### AIM OF THE EXERCISE
Spot each line in the records below where the word "text" occurs, then copy it.

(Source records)
»»

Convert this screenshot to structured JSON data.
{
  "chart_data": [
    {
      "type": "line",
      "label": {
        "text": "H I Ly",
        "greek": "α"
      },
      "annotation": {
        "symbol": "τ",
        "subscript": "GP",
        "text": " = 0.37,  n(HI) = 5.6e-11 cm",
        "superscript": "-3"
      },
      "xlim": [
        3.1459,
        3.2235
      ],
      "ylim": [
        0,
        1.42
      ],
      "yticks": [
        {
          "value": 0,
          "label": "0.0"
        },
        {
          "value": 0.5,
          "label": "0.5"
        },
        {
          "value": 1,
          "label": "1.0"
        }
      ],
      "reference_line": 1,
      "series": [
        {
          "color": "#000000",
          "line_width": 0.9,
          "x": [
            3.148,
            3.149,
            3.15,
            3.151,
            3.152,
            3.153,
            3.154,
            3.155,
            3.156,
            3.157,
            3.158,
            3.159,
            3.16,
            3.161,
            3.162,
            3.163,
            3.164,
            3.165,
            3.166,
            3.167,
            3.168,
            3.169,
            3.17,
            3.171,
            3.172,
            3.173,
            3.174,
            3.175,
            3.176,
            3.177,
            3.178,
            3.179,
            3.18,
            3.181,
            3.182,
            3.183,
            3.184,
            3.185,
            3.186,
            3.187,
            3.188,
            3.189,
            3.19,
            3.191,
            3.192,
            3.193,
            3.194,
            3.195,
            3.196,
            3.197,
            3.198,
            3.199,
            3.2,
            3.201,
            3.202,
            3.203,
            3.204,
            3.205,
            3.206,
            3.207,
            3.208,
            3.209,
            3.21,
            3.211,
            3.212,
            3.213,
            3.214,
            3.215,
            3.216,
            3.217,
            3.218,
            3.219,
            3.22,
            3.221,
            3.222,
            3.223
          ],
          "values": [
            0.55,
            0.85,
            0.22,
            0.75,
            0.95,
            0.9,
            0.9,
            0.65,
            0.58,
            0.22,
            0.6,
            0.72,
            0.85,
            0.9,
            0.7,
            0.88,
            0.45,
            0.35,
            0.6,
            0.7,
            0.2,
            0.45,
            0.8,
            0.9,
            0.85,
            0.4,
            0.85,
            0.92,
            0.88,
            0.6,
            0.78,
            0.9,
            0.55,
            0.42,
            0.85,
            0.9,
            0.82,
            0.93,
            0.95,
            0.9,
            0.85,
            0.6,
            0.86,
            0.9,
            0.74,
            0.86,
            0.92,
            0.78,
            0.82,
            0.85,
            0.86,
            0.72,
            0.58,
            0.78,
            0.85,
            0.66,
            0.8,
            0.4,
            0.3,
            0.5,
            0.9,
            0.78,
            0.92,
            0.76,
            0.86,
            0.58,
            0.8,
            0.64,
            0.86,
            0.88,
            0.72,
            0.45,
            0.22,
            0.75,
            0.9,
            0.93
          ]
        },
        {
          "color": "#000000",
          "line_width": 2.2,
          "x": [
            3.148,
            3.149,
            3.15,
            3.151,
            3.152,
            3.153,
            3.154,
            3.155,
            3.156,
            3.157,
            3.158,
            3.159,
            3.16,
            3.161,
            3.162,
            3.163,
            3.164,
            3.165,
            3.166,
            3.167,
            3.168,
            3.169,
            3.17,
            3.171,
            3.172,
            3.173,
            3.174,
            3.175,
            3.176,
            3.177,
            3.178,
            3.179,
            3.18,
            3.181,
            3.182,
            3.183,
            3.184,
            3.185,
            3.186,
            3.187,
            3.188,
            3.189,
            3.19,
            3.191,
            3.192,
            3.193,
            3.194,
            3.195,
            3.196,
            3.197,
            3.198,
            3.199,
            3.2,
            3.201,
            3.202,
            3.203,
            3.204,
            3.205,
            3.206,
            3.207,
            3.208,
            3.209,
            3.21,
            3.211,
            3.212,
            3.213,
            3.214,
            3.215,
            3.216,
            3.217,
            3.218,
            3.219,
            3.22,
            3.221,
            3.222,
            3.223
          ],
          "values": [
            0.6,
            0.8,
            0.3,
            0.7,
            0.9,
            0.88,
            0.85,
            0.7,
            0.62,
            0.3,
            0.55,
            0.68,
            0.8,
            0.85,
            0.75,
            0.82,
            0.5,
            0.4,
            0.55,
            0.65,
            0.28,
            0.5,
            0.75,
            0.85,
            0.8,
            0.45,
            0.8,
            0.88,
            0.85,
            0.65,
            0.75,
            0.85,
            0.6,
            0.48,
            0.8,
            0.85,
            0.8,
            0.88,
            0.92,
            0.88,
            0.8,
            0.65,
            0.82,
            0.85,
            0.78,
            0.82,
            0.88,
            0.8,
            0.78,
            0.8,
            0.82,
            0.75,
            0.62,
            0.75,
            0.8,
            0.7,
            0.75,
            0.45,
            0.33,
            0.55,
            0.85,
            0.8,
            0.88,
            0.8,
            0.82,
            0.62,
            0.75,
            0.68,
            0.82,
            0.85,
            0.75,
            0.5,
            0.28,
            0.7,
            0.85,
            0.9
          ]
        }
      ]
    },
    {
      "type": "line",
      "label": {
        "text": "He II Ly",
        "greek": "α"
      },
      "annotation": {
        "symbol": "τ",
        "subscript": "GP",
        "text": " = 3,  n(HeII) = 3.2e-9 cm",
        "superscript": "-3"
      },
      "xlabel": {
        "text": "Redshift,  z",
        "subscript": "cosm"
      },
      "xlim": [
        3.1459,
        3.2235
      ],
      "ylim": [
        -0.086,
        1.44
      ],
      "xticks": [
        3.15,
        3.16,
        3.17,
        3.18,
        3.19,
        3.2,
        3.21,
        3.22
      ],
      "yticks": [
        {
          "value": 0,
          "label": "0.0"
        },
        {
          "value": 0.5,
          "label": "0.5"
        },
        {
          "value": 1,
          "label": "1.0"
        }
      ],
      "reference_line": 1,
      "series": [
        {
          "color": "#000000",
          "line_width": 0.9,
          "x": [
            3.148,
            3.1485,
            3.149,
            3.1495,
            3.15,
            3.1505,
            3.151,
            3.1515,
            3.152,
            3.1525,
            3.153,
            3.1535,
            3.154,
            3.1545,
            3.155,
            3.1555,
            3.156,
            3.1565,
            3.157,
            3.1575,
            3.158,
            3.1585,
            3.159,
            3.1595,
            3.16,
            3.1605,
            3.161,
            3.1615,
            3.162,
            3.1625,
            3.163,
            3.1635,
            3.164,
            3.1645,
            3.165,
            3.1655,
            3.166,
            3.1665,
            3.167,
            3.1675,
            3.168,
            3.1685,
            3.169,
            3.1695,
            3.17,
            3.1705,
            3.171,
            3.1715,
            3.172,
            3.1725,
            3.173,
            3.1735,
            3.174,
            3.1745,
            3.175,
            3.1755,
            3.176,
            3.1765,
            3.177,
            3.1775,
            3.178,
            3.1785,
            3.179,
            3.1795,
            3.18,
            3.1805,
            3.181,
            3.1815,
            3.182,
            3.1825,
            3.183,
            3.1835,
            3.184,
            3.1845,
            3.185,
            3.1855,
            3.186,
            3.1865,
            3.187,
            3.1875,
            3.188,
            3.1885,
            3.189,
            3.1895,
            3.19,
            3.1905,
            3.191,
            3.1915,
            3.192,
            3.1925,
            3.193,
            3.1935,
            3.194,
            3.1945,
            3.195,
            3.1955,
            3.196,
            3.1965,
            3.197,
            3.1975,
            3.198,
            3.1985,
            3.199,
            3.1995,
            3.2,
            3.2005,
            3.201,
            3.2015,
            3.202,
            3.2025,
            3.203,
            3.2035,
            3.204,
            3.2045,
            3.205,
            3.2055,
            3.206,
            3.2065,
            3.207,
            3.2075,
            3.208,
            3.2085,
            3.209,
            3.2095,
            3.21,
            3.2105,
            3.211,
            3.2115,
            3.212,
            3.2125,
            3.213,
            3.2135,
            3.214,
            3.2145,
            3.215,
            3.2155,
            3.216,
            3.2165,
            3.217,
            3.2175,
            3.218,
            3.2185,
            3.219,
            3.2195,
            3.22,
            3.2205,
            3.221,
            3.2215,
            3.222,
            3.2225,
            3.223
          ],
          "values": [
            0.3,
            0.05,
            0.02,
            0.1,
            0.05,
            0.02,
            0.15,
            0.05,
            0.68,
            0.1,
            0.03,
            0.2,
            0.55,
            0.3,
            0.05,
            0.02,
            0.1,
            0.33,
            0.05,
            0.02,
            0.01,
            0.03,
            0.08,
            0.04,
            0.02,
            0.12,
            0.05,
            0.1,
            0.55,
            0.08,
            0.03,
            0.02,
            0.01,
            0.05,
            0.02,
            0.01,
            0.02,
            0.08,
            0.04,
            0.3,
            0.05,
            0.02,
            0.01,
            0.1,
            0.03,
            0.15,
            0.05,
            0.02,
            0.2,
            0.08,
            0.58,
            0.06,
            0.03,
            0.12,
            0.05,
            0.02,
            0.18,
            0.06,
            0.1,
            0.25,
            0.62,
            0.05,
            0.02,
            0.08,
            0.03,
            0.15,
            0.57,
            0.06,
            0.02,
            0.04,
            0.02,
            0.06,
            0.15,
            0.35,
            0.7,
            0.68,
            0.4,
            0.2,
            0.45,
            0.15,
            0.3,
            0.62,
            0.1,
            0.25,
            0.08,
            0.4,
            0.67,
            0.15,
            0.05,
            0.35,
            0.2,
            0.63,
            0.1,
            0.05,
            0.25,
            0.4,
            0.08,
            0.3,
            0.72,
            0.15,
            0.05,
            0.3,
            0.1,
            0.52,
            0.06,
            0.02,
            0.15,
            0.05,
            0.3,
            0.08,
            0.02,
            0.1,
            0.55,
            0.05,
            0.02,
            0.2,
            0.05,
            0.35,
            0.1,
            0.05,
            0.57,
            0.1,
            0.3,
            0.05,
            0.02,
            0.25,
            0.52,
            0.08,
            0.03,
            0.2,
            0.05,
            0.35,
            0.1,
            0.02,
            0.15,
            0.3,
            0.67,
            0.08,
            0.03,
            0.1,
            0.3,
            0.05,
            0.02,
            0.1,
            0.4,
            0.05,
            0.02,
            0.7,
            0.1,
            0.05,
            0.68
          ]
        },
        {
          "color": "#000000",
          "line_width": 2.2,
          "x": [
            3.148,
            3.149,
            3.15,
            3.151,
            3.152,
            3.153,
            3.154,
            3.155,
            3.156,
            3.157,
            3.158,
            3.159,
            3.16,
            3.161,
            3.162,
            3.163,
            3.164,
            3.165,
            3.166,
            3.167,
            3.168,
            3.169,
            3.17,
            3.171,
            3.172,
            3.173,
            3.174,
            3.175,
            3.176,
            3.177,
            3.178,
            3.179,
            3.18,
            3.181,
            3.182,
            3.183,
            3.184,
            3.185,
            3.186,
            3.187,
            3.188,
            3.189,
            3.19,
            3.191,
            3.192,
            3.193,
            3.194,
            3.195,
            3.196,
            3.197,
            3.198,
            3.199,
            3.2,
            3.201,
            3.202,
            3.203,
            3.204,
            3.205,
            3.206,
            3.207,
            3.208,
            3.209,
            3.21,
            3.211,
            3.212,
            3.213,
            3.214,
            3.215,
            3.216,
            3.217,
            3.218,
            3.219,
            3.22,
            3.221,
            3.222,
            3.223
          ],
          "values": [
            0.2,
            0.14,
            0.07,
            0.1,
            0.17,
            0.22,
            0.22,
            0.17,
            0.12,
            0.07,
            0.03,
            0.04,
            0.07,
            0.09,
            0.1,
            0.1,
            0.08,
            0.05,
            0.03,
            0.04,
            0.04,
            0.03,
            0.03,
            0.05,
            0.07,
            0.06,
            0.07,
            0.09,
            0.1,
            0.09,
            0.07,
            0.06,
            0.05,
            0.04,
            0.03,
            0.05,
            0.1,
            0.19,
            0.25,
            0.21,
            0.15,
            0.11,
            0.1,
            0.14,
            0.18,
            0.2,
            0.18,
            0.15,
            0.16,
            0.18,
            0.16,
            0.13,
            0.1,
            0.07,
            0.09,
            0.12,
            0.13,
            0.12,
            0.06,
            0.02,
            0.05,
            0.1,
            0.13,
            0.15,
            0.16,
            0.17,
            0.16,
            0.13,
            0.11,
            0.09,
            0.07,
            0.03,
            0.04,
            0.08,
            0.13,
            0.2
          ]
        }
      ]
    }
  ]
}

««

### EXERCISE RESULT
        "text": "H I Ly",
        "text": " = 0.37,  n(HI) = 5.6e-11 cm",
        "text": "He II Ly",
        "text": " = 3,  n(HeII) = 3.2e-9 cm",
        "text": "Redshift,  z",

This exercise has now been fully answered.